Exercise requirements:
Begin at the start of the entries and stop after the line that contains "The upper surface at the". Write those lines again with "wound body" renamed to "wound roll" and nothing else changed.

* Begin Raw data *

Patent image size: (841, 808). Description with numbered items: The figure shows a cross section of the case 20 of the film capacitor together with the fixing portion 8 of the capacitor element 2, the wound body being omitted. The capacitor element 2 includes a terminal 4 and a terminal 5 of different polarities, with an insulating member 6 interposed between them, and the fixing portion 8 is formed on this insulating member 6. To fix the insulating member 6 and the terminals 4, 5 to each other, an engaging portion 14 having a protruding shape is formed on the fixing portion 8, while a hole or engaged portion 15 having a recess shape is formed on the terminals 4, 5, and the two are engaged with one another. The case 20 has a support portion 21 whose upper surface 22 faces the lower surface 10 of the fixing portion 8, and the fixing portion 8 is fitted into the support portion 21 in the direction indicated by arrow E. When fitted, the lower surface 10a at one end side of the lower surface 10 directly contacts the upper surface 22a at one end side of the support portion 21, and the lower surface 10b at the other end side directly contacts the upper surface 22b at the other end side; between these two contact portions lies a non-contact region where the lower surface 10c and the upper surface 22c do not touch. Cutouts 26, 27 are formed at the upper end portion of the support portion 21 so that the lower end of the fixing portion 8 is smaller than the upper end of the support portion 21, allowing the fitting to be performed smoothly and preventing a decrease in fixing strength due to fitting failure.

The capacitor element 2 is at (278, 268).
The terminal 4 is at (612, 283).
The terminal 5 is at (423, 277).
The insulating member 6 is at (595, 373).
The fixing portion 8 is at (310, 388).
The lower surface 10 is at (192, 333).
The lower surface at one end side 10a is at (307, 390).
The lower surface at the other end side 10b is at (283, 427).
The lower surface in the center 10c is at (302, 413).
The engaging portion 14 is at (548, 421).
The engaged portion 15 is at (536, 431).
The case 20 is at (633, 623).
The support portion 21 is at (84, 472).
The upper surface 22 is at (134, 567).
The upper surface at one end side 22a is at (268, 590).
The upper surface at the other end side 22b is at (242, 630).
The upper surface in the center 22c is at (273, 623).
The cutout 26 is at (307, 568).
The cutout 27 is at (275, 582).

* End Raw data *

Task result:
Patent image size: (841, 808). Description with numbered items: The figure shows a cross section of the case 20 of the film capacitor together with the fixing portion 8 of the capacitor element 2, the wound roll being omitted. The capacitor element 2 includes a terminal 4 and a terminal 5 of different polarities, with an insulating member 6 interposed between them, and the fixing portion 8 is formed on this insulating member 6. To fix the insulating member 6 and the terminals 4, 5 to each other, an engaging portion 14 having a protruding shape is formed on the fixing portion 8, while a hole or engaged portion 15 having a recess shape is formed on the terminals 4, 5, and the two are engaged with one another. The case 20 has a support portion 21 whose upper surface 22 faces the lower surface 10 of the fixing portion 8, and the fixing portion 8 is fitted into the support portion 21 in the direction indicated by arrow E. When fitted, the lower surface 10a at one end side of the lower surface 10 directly contacts the upper surface 22a at one end side of the support portion 21, and the lower surface 10b at the other end side directly contacts the upper surface 22b at the other end side; between these two contact portions lies a non-contact region where the lower surface 10c and the upper surface 22c do not touch. Cutouts 26, 27 are formed at the upper end portion of the support portion 21 so that the lower end of the fixing portion 8 is smaller than the upper end of the support portion 21, allowing the fitting to be performed smoothly and preventing a decrease in fixing strength due to fitting failure.

The capacitor element 2 is at (278, 268).
The terminal 4 is at (612, 283).
The terminal 5 is at (423, 277).
The insulating member 6 is at (595, 373).
The fixing portion 8 is at (310, 388).
The lower surface 10 is at (192, 333).
The lower surface at one end side 10a is at (307, 390).
The lower surface at the other end side 10b is at (283, 427).
The lower surface in the center 10c is at (302, 413).
The engaging portion 14 is at (548, 421).
The engaged portion 15 is at (536, 431).
The case 20 is at (633, 623).
The support portion 21 is at (84, 472).
The upper surface 22 is at (134, 567).
The upper surface at one end side 22a is at (268, 590).
The upper surface at the other end side 22b is at (242, 630).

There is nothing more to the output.